_DOKUMENTTEXT_

· · ·

Dongxi und der Preis auf Rollen
Im Auchan übrigens erlebte ich noch etwas außergewöhnliches: Die vielen Kassen, die unglaublicherweise alle besetzt sind, steckten jedes einzeln gekaufte Teil in eine einzelne Plastiktüte. Bei einer Ware wußte ich nicht den Preis. Eigentlich erwartet man wie bei uns, dass die Verkäuferin in einer Liste nachsieht und es mit Hand eingibt. Hier nicht. Die Verkäuferin schrie laut, ich wußte nicht, wie mir geschah. Da kommt eine Sekunde später ein strahlender Verkäufer auf Rollerblades angefahren, ergriff die Ware, fuhr von dannen, und war eine Minute später mit dem richtigen Preis wieder da. Diesmal sprach ich auf Deutsch: „Es gibt Sachen, die glaubt mir doch keiner.“ Fragender Blick der fröhlichen Verkäuferin – ich murmel „Dongxi“. Erfreutes Lachen bei ihr. Ich liebte das Auchan.
Über den Autor
Gunnar Henrich ist Politikwissenschaftler mit Chinafokus. Am Center for Global Studies der Universität Bonn promoviert er über Methoden und Ziele chinesischer Afrikapolitik am Beispiel Sambia. Exklusiv für das ICC-Portal veröffentlicht Henrich nun Kapitel aus seinen spannenden Reisetagebüchern aus China (2006-2007).

· · ·

_ERFASSTE DATEN_
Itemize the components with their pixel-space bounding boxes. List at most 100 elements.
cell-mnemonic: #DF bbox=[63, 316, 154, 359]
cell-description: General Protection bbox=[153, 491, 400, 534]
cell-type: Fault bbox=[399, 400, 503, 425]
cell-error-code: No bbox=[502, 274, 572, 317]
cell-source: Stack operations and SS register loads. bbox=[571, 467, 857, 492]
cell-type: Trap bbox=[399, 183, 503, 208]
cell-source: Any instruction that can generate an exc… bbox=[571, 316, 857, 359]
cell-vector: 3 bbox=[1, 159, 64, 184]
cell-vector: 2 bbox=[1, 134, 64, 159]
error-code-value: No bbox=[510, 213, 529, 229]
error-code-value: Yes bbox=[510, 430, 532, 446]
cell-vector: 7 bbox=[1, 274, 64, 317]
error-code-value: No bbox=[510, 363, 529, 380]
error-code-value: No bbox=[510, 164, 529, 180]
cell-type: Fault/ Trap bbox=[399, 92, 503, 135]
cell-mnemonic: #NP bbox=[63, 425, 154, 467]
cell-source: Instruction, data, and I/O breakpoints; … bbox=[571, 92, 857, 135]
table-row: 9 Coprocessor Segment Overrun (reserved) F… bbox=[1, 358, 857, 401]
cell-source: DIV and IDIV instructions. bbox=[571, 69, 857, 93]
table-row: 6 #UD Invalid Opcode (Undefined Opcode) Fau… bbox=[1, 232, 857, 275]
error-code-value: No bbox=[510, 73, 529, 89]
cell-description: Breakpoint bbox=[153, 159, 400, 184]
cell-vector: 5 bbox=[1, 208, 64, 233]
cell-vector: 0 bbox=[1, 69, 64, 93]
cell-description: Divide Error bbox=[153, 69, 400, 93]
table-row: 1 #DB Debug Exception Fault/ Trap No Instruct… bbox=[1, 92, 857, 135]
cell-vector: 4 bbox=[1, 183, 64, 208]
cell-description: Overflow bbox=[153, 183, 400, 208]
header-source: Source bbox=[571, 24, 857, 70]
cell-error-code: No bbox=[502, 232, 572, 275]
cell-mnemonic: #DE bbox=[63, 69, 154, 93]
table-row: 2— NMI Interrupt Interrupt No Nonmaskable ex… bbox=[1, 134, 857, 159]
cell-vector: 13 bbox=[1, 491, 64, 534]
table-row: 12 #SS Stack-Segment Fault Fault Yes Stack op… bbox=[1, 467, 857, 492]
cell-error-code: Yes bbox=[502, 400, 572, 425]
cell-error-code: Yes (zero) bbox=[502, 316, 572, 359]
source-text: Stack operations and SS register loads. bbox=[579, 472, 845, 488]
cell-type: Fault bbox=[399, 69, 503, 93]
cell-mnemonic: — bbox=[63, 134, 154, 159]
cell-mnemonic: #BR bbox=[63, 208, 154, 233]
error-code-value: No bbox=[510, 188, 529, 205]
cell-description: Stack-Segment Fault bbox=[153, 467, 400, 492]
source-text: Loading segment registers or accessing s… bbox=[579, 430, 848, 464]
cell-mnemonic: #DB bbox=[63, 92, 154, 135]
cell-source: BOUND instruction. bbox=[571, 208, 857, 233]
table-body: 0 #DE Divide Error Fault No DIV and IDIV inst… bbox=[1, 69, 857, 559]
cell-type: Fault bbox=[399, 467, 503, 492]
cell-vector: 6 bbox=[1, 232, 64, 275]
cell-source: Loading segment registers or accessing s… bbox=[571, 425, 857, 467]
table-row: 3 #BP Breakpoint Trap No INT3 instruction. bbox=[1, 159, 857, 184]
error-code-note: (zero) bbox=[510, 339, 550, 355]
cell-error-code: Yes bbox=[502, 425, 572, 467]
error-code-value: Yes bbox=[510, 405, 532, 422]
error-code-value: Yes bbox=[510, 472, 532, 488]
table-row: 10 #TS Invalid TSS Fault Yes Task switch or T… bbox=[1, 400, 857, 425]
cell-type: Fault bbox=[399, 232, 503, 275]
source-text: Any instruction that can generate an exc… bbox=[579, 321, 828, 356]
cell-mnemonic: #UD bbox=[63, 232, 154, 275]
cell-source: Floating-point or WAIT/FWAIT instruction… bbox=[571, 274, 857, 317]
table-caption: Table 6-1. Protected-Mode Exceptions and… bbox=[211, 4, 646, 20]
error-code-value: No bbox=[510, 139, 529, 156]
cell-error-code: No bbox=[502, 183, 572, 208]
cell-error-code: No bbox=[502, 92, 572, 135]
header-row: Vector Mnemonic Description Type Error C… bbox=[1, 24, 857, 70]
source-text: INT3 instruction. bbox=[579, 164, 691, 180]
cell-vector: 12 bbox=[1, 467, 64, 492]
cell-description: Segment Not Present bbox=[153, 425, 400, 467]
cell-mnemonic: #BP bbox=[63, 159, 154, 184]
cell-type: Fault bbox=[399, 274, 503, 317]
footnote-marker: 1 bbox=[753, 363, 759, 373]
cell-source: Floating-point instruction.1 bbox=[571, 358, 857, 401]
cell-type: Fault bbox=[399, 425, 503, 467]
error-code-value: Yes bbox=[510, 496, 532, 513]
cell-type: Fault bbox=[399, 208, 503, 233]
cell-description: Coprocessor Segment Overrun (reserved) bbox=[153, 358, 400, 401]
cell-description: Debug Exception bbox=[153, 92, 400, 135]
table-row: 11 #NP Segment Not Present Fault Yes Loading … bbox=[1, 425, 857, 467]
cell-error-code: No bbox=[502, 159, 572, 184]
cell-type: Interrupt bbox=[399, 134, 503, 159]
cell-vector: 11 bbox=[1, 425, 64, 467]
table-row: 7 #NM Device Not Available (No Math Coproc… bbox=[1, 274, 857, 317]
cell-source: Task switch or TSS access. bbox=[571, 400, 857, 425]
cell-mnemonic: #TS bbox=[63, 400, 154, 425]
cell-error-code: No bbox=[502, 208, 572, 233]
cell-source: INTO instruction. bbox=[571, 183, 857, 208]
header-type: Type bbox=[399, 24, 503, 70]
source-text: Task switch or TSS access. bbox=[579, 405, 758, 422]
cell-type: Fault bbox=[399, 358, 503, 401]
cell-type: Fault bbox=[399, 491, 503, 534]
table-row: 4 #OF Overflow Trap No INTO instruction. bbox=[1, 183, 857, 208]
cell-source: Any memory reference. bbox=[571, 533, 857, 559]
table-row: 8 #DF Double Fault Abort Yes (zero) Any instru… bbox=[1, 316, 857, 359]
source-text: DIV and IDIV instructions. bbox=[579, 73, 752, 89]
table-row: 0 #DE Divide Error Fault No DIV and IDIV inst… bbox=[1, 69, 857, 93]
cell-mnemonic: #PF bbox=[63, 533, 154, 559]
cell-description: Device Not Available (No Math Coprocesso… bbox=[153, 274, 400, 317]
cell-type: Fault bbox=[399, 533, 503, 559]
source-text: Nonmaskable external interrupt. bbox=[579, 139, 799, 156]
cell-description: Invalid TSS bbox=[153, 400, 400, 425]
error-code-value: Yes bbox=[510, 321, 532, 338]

· · ·

_AUFGABENSTELLUNG_
Womit kam laut dem Text über den Einkauf im Auchan der Verkäufer angefahren, der den fehlenden Preis holte?

_ENDGÜLTIGE ANTWORT_
Auf Rollerblades.